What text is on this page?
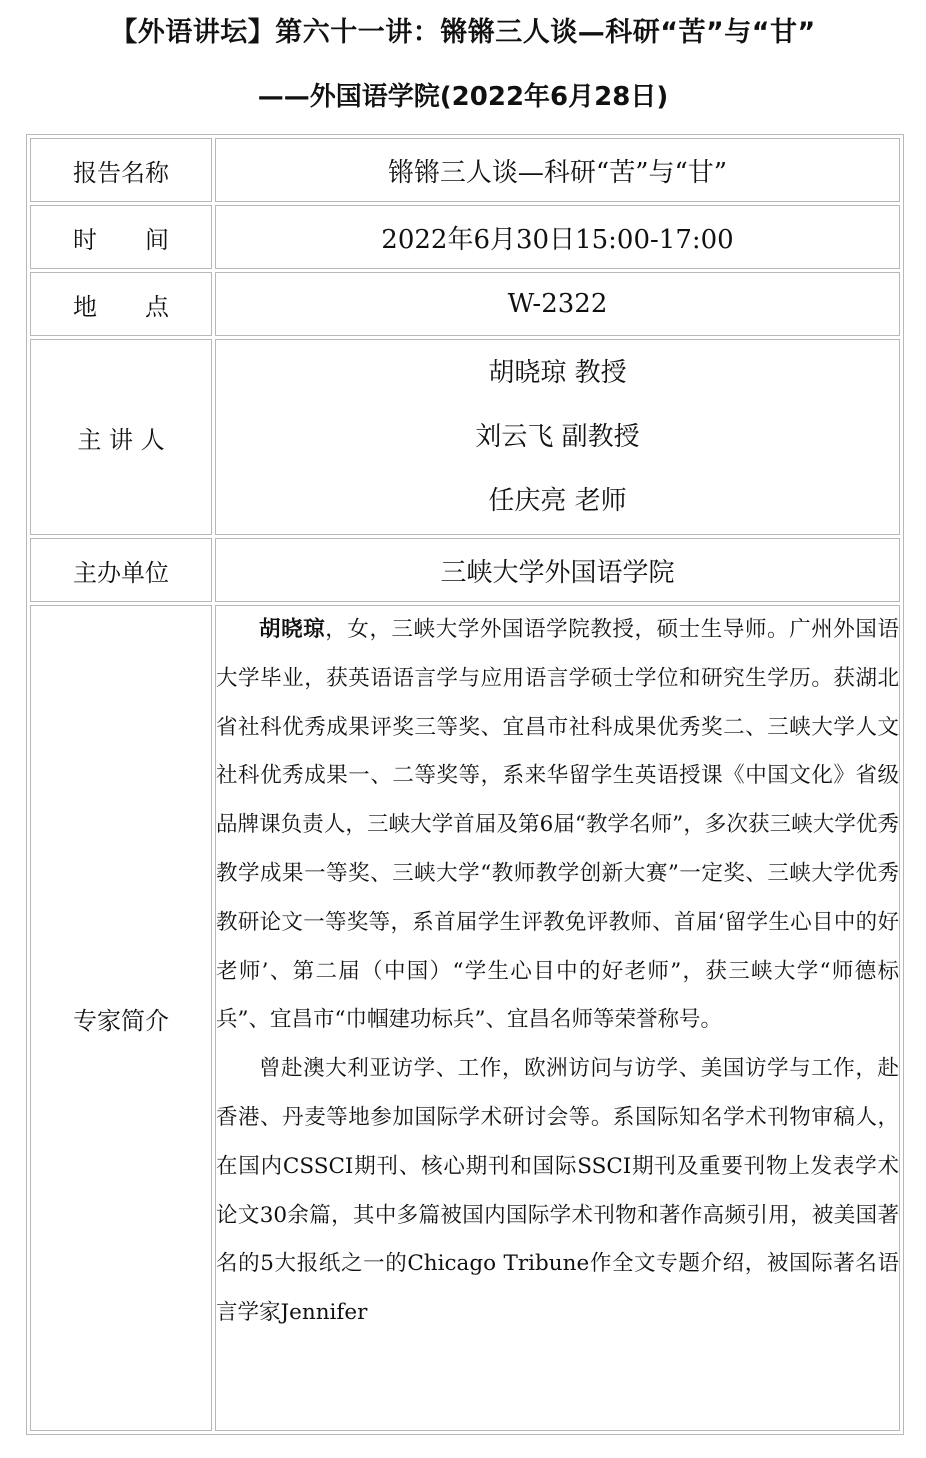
【外语讲坛】第六十一讲：锵锵三人谈—科研“苦”与“甘”
——外国语学院(2022年6月28日)
报告名称	锵锵三人谈—科研“苦”与“甘”
时　　间	2022年6月30日15:00-17:00
地　　点	W-2322
主 讲 人	胡晓琼 教授
刘云飞 副教授
任庆亮 老师

主办单位	三峡大学外国语学院
专家简介	胡晓琼，女，三峡大学外国语学院教授，硕士生导师。广州外国语大学毕业，获英语语言学与应用语言学硕士学位和研究生学历。获湖北省社科优秀成果评奖三等奖、宜昌市社科成果优秀奖二、三峡大学人文社科优秀成果一、二等奖等，系来华留学生英语授课《中国文化》省级品牌课负责人，三峡大学首届及第6届“教学名师”，多次获三峡大学优秀教学成果一等奖、三峡大学“教师教学创新大赛”一定奖、三峡大学优秀教研论文一等奖等，系首届学生评教免评教师、首届‘留学生心目中的好老师’、第二届（中国）“学生心目中的好老师”，获三峡大学“师德标兵”、宜昌市“巾帼建功标兵”、宜昌名师等荣誉称号。

曾赴澳大利亚访学、工作，欧洲访问与访学、美国访学与工作，赴香港、丹麦等地参加国际学术研讨会等。系国际知名学术刊物审稿人，在国内CSSCI期刊、核心期刊和国际SSCI期刊及重要刊物上发表学术论文30余篇，其中多篇被国内国际学术刊物和著作高频引用，被美国著名的5大报纸之一的Chicago Tribune作全文专题介绍，被国际著名语言学家Jennifer
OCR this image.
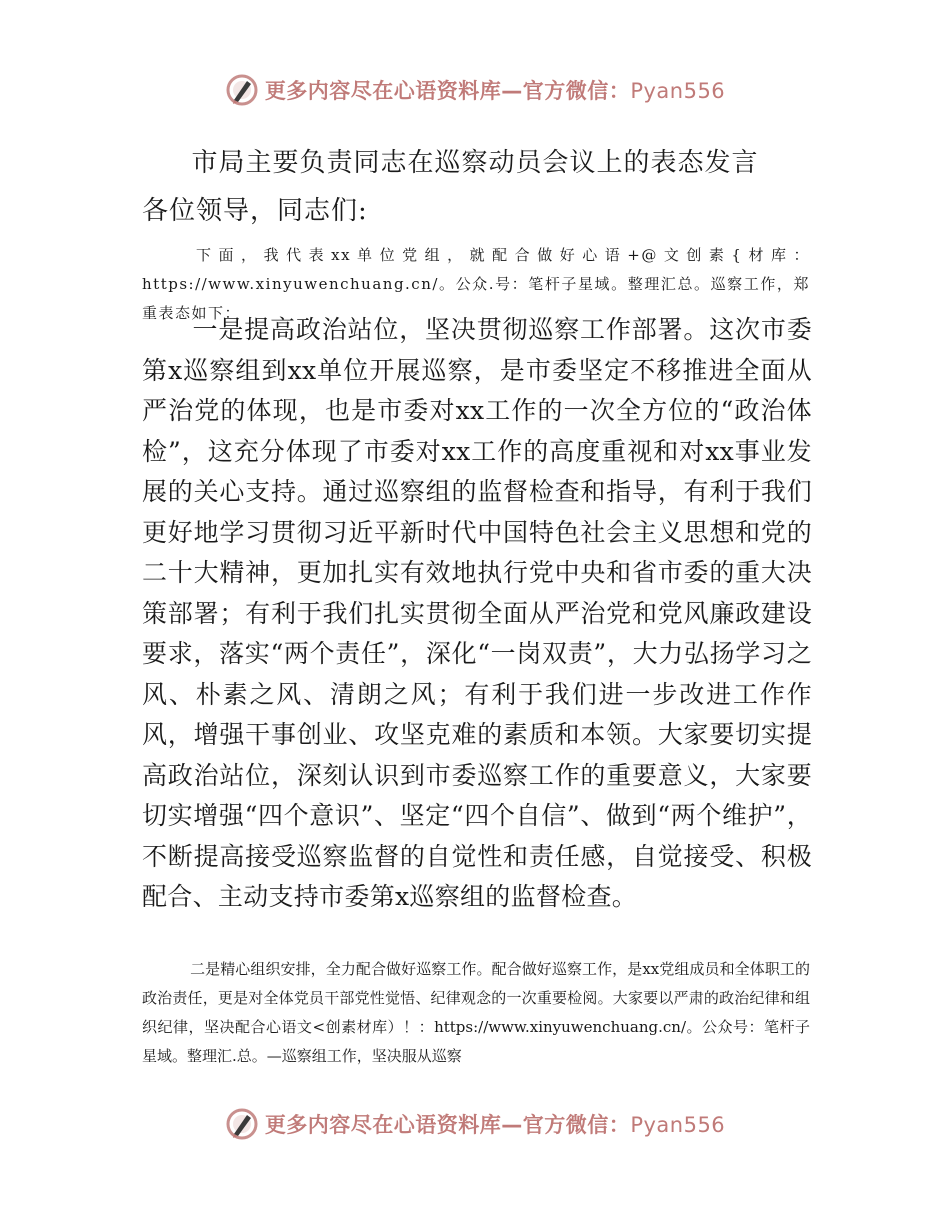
更多内容尽在心语资料库—官方微信：Pyan556
市局主要负责同志在巡察动员会议上的表态发言
各位领导，同志们:
下面，我代表xx单位党组，就配合做好心语+@文创素{材库：https://www.xinyuwenchuang.cn/。公众.号：笔杆子星域。整理汇总。巡察工作，郑重表态如下：
一是提高政治站位，坚决贯彻巡察工作部署。这次市委第x巡察组到xx单位开展巡察，是市委坚定不移推进全面从严治党的体现，也是市委对xx工作的一次全方位的“政治体检”，这充分体现了市委对xx工作的高度重视和对xx事业发展的关心支持。通过巡察组的监督检查和指导，有利于我们更好地学习贯彻习近平新时代中国特色社会主义思想和党的二十大精神，更加扎实有效地执行党中央和省市委的重大决策部署；有利于我们扎实贯彻全面从严治党和党风廉政建设要求，落实“两个责任”，深化“一岗双责”，大力弘扬学习之风、朴素之风、清朗之风；有利于我们进一步改进工作作风，增强干事创业、攻坚克难的素质和本领。大家要切实提高政治站位，深刻认识到市委巡察工作的重要意义，大家要切实增强“四个意识”、坚定“四个自信”、做到“两个维护”，不断提高接受巡察监督的自觉性和责任感，自觉接受、积极配合、主动支持市委第x巡察组的监督检查。
二是精心组织安排，全力配合做好巡察工作。配合做好巡察工作，是xx党组成员和全体职工的政治责任，更是对全体党员干部党性觉悟、纪律观念的一次重要检阅。大家要以严肃的政治纪律和组织纪律，坚决配合心语文<创素材库）！：https://www.xinyuwenchuang.cn/。公众号：笔杆子星域。整理汇.总。—巡察组工作，坚决服从巡察
更多内容尽在心语资料库—官方微信：Pyan556
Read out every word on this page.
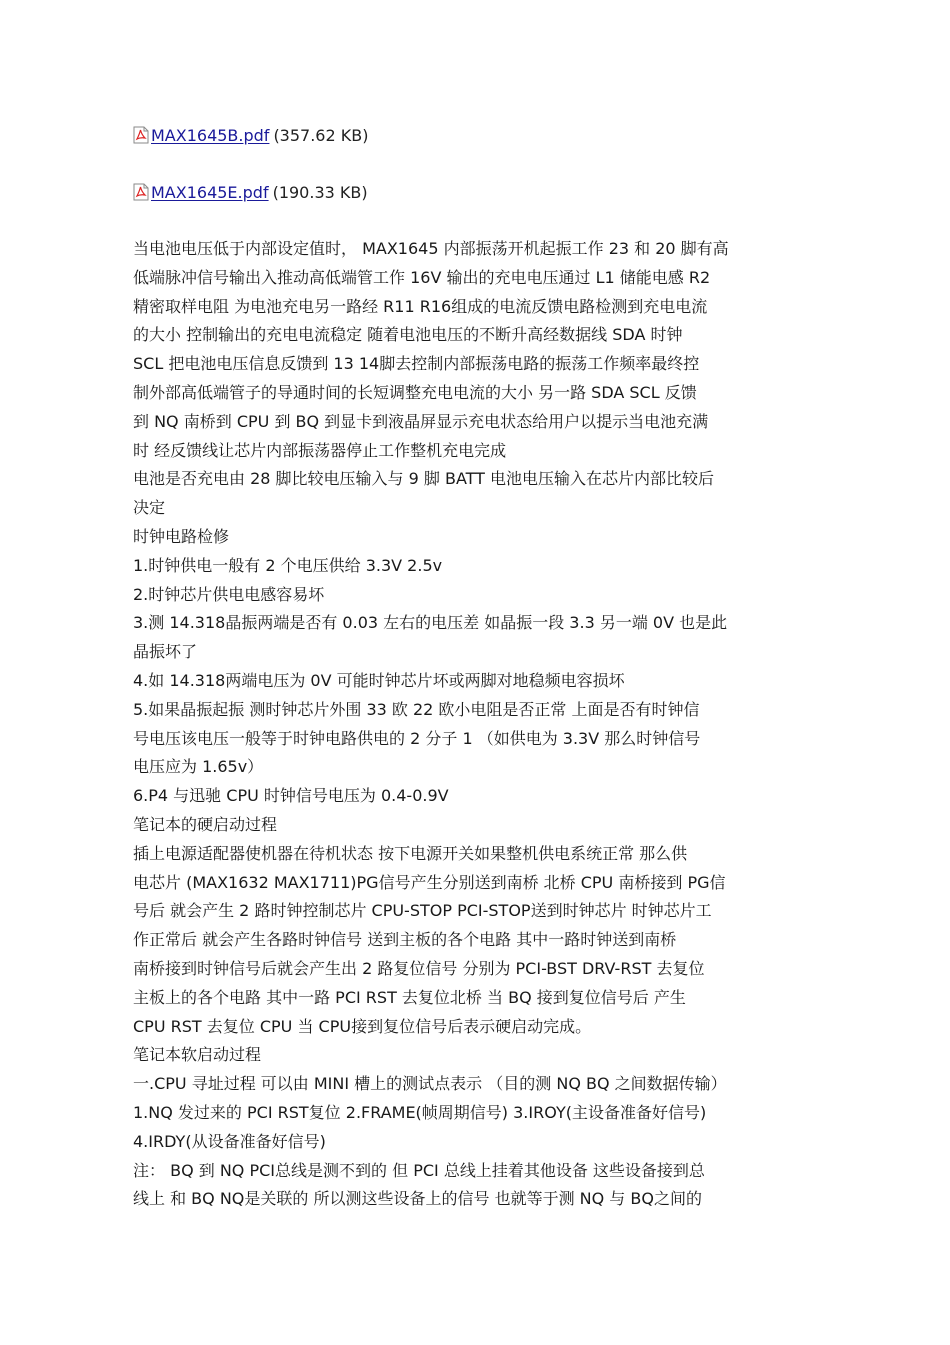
MAX1645B.pdf (357.62 KB)
MAX1645E.pdf (190.33 KB)
当电池电压低于内部设定值时， MAX1645 内部振荡开机起振工作 23 和 20 脚有高
低端脉冲信号输出入推动高低端管工作 16V 输出的充电电压通过 L1 储能电感 R2
精密取样电阻 为电池充电另一路经 R11 R16组成的电流反馈电路检测到充电电流
的大小 控制输出的充电电流稳定 随着电池电压的不断升高经数据线 SDA 时钟
SCL 把电池电压信息反馈到 13 14脚去控制内部振荡电路的振荡工作频率最终控
制外部高低端管子的导通时间的长短调整充电电流的大小 另一路 SDA SCL 反馈
到 NQ 南桥到 CPU 到 BQ 到显卡到液晶屏显示充电状态给用户以提示当电池充满
时 经反馈线让芯片内部振荡器停止工作整机充电完成
电池是否充电由 28 脚比较电压输入与 9 脚 BATT 电池电压输入在芯片内部比较后
决定
时钟电路检修
1.时钟供电一般有 2 个电压供给 3.3V 2.5v
2.时钟芯片供电电感容易坏
3.测 14.318晶振两端是否有 0.03 左右的电压差 如晶振一段 3.3 另一端 0V 也是此
晶振坏了
4.如 14.318两端电压为 0V 可能时钟芯片坏或两脚对地稳频电容损坏
5.如果晶振起振 测时钟芯片外围 33 欧 22 欧小电阻是否正常 上面是否有时钟信
号电压该电压一般等于时钟电路供电的 2 分子 1 （如供电为 3.3V 那么时钟信号
电压应为 1.65v）
6.P4 与迅驰 CPU 时钟信号电压为 0.4-0.9V
笔记本的硬启动过程
插上电源适配器使机器在待机状态 按下电源开关如果整机供电系统正常 那么供
电芯片 (MAX1632 MAX1711)PG信号产生分别送到南桥 北桥 CPU 南桥接到 PG信
号后 就会产生 2 路时钟控制芯片 CPU-STOP PCI-STOP送到时钟芯片 时钟芯片工
作正常后 就会产生各路时钟信号 送到主板的各个电路 其中一路时钟送到南桥
南桥接到时钟信号后就会产生出 2 路复位信号 分别为 PCI-BST DRV-RST 去复位
主板上的各个电路 其中一路 PCI RST 去复位北桥 当 BQ 接到复位信号后 产生
CPU RST 去复位 CPU 当 CPU接到复位信号后表示硬启动完成。
笔记本软启动过程
一.CPU 寻址过程 可以由 MINI 槽上的测试点表示 （目的测 NQ BQ 之间数据传输）
1.NQ 发过来的 PCI RST复位 2.FRAME(帧周期信号) 3.IROY(主设备准备好信号)
4.IRDY(从设备准备好信号)
注： BQ 到 NQ PCI总线是测不到的 但 PCI 总线上挂着其他设备 这些设备接到总
线上 和 BQ NQ是关联的 所以测这些设备上的信号 也就等于测 NQ 与 BQ之间的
____
**PROBLEM REQUIREMENTS**
Write the entries above out again exactly, but not the pictures.

**EXPECTED ANSWER**
What text is on this page?
【外语讲坛】第六十一讲：锵锵三人谈—科研“苦”与“甘”
——外国语学院(2022年6月28日)
报告名称	锵锵三人谈—科研“苦”与“甘”
时　　间	2022年6月30日15:00-17:00
地　　点	W-2322
主 讲 人	胡晓琼 教授
刘云飞 副教授
任庆亮 老师

主办单位	三峡大学外国语学院
专家简介	胡晓琼，女，三峡大学外国语学院教授，硕士生导师。广州外国语大学毕业，获英语语言学与应用语言学硕士学位和研究生学历。获湖北省社科优秀成果评奖三等奖、宜昌市社科成果优秀奖二、三峡大学人文社科优秀成果一、二等奖等，系来华留学生英语授课《中国文化》省级品牌课负责人，三峡大学首届及第6届“教学名师”，多次获三峡大学优秀教学成果一等奖、三峡大学“教师教学创新大赛”一定奖、三峡大学优秀教研论文一等奖等，系首届学生评教免评教师、首届‘留学生心目中的好老师’、第二届（中国）“学生心目中的好老师”，获三峡大学“师德标兵”、宜昌市“巾帼建功标兵”、宜昌名师等荣誉称号。

曾赴澳大利亚访学、工作，欧洲访问与访学、美国访学与工作，赴香港、丹麦等地参加国际学术研讨会等。系国际知名学术刊物审稿人，在国内CSSCI期刊、核心期刊和国际SSCI期刊及重要刊物上发表学术论文30余篇，其中多篇被国内国际学术刊物和著作高频引用，被美国著名的5大报纸之一的Chicago Tribune作全文专题介绍，被国际著名语言学家Jennifer
OCR this image.
更多内容尽在心语资料库—官方微信：Pyan556
市局主要负责同志在巡察动员会议上的表态发言
各位领导，同志们:
下面，我代表xx单位党组，就配合做好心语+@文创素{材库：https://www.xinyuwenchuang.cn/。公众.号：笔杆子星域。整理汇总。巡察工作，郑重表态如下：
一是提高政治站位，坚决贯彻巡察工作部署。这次市委第x巡察组到xx单位开展巡察，是市委坚定不移推进全面从严治党的体现，也是市委对xx工作的一次全方位的“政治体检”，这充分体现了市委对xx工作的高度重视和对xx事业发展的关心支持。通过巡察组的监督检查和指导，有利于我们更好地学习贯彻习近平新时代中国特色社会主义思想和党的二十大精神，更加扎实有效地执行党中央和省市委的重大决策部署；有利于我们扎实贯彻全面从严治党和党风廉政建设要求，落实“两个责任”，深化“一岗双责”，大力弘扬学习之风、朴素之风、清朗之风；有利于我们进一步改进工作作风，增强干事创业、攻坚克难的素质和本领。大家要切实提高政治站位，深刻认识到市委巡察工作的重要意义，大家要切实增强“四个意识”、坚定“四个自信”、做到“两个维护”，不断提高接受巡察监督的自觉性和责任感，自觉接受、积极配合、主动支持市委第x巡察组的监督检查。
二是精心组织安排，全力配合做好巡察工作。配合做好巡察工作，是xx党组成员和全体职工的政治责任，更是对全体党员干部党性觉悟、纪律观念的一次重要检阅。大家要以严肃的政治纪律和组织纪律，坚决配合心语文<创素材库）！：https://www.xinyuwenchuang.cn/。公众号：笔杆子星域。整理汇.总。—巡察组工作，坚决服从巡察
更多内容尽在心语资料库—官方微信：Pyan556
Read out every word on this page.
MAX1645B.pdf (357.62 KB)
MAX1645E.pdf (190.33 KB)
当电池电压低于内部设定值时， MAX1645 内部振荡开机起振工作 23 和 20 脚有高
低端脉冲信号输出入推动高低端管工作 16V 输出的充电电压通过 L1 储能电感 R2
精密取样电阻 为电池充电另一路经 R11 R16组成的电流反馈电路检测到充电电流
的大小 控制输出的充电电流稳定 随着电池电压的不断升高经数据线 SDA 时钟
SCL 把电池电压信息反馈到 13 14脚去控制内部振荡电路的振荡工作频率最终控
制外部高低端管子的导通时间的长短调整充电电流的大小 另一路 SDA SCL 反馈
到 NQ 南桥到 CPU 到 BQ 到显卡到液晶屏显示充电状态给用户以提示当电池充满
时 经反馈线让芯片内部振荡器停止工作整机充电完成
电池是否充电由 28 脚比较电压输入与 9 脚 BATT 电池电压输入在芯片内部比较后
决定
时钟电路检修
1.时钟供电一般有 2 个电压供给 3.3V 2.5v
2.时钟芯片供电电感容易坏
3.测 14.318晶振两端是否有 0.03 左右的电压差 如晶振一段 3.3 另一端 0V 也是此
晶振坏了
4.如 14.318两端电压为 0V 可能时钟芯片坏或两脚对地稳频电容损坏
5.如果晶振起振 测时钟芯片外围 33 欧 22 欧小电阻是否正常 上面是否有时钟信
号电压该电压一般等于时钟电路供电的 2 分子 1 （如供电为 3.3V 那么时钟信号
电压应为 1.65v）
6.P4 与迅驰 CPU 时钟信号电压为 0.4-0.9V
笔记本的硬启动过程
插上电源适配器使机器在待机状态 按下电源开关如果整机供电系统正常 那么供
电芯片 (MAX1632 MAX1711)PG信号产生分别送到南桥 北桥 CPU 南桥接到 PG信
号后 就会产生 2 路时钟控制芯片 CPU-STOP PCI-STOP送到时钟芯片 时钟芯片工
作正常后 就会产生各路时钟信号 送到主板的各个电路 其中一路时钟送到南桥
南桥接到时钟信号后就会产生出 2 路复位信号 分别为 PCI-BST DRV-RST 去复位
主板上的各个电路 其中一路 PCI RST 去复位北桥 当 BQ 接到复位信号后 产生
CPU RST 去复位 CPU 当 CPU接到复位信号后表示硬启动完成。
笔记本软启动过程
一.CPU 寻址过程 可以由 MINI 槽上的测试点表示 （目的测 NQ BQ 之间数据传输）
1.NQ 发过来的 PCI RST复位 2.FRAME(帧周期信号) 3.IROY(主设备准备好信号)
4.IRDY(从设备准备好信号)
注： BQ 到 NQ PCI总线是测不到的 但 PCI 总线上挂着其他设备 这些设备接到总
线上 和 BQ NQ是关联的 所以测这些设备上的信号 也就等于测 NQ 与 BQ之间的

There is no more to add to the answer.